§ **INSTRUCTIONS TO FOLLOW**:
Wherever the string "this" occurs in a line of these records, report that line.

§ **DATA SHOWN**:
________

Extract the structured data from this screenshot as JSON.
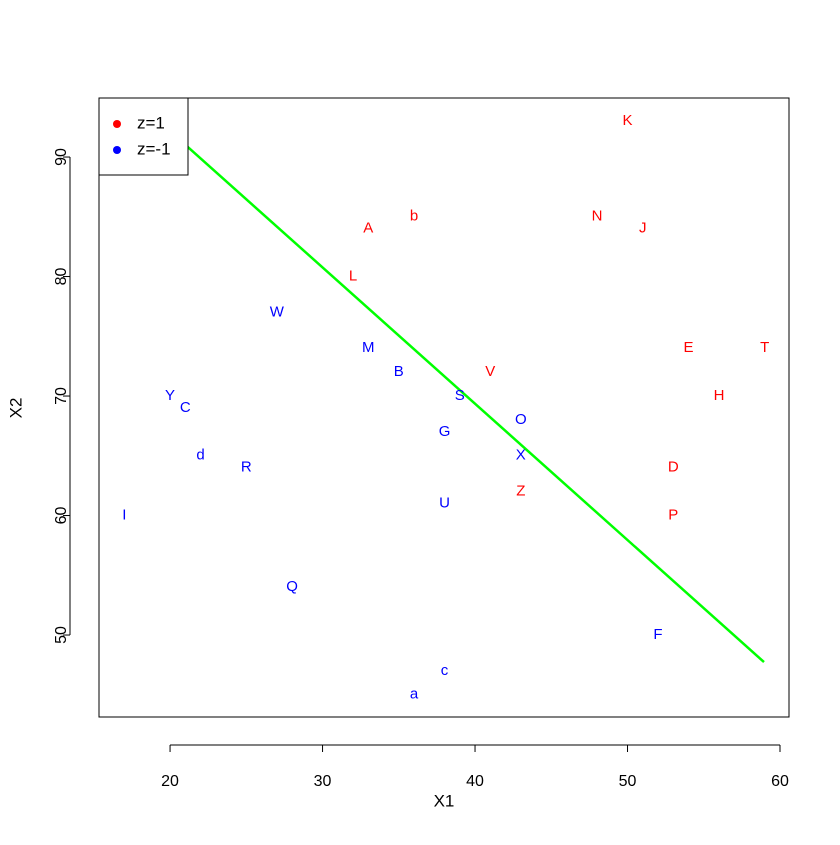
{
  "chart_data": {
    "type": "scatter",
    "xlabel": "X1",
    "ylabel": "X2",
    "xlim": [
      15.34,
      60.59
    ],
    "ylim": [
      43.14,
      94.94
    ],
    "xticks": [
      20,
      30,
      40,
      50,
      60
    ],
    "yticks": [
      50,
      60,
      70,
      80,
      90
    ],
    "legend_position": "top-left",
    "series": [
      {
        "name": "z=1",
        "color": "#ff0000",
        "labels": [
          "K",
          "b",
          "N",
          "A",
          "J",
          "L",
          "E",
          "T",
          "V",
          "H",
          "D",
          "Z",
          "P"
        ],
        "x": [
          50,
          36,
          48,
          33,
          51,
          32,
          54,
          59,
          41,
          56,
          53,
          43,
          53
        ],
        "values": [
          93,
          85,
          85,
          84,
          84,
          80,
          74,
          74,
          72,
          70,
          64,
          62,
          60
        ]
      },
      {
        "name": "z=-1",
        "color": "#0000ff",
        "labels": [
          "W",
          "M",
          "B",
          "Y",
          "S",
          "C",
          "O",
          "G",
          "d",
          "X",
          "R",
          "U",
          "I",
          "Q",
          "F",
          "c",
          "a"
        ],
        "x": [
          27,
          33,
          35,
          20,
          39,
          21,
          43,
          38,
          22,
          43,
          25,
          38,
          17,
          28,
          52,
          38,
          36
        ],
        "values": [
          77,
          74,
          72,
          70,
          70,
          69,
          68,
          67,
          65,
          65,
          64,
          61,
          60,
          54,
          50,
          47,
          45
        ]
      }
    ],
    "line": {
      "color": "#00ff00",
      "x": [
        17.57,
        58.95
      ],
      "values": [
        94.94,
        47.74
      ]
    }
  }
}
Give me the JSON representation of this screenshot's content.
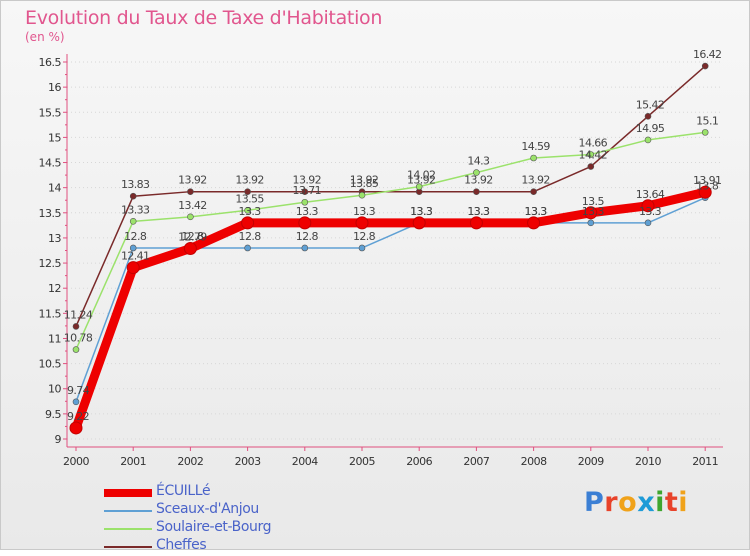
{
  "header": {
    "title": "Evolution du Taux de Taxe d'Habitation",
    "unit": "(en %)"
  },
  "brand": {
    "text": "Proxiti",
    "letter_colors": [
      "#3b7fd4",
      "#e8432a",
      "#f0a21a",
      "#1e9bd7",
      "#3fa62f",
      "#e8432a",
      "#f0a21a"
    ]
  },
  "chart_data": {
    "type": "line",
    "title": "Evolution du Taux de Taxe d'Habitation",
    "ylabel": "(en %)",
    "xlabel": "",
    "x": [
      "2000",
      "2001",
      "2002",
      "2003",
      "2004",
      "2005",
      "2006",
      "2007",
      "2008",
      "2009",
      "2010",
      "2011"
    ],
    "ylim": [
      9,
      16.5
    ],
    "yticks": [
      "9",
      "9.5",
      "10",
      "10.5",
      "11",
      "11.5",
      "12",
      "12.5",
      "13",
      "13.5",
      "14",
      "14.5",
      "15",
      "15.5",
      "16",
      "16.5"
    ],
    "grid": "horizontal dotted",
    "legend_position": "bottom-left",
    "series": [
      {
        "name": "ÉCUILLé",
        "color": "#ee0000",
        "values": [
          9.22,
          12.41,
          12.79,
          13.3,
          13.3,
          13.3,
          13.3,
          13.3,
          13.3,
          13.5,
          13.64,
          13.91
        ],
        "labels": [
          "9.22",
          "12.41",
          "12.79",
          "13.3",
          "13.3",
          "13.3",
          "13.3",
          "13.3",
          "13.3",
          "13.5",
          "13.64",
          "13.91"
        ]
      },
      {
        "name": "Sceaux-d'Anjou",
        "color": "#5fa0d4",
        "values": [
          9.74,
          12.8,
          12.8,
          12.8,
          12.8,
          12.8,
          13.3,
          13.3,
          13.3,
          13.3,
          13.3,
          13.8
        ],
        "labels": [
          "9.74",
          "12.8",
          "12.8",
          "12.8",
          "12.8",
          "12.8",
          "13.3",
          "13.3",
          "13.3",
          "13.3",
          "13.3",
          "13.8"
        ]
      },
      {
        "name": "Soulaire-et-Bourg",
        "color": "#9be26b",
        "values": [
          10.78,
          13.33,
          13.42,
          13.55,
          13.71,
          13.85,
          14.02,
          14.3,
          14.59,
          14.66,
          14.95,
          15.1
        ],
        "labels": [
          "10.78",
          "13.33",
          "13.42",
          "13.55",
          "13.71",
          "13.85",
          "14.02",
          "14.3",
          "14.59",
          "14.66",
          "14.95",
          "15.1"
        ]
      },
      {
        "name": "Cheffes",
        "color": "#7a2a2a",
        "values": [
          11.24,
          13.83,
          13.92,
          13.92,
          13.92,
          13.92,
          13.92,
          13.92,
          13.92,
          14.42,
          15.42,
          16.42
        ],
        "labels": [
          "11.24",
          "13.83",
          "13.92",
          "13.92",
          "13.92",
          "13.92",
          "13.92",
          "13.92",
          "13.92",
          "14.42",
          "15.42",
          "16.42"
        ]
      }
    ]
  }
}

________

§ **COMPLETED TASK**:
Extract the structured data from this screenshot as JSON.
Give me the JSON representation of this screenshot's content.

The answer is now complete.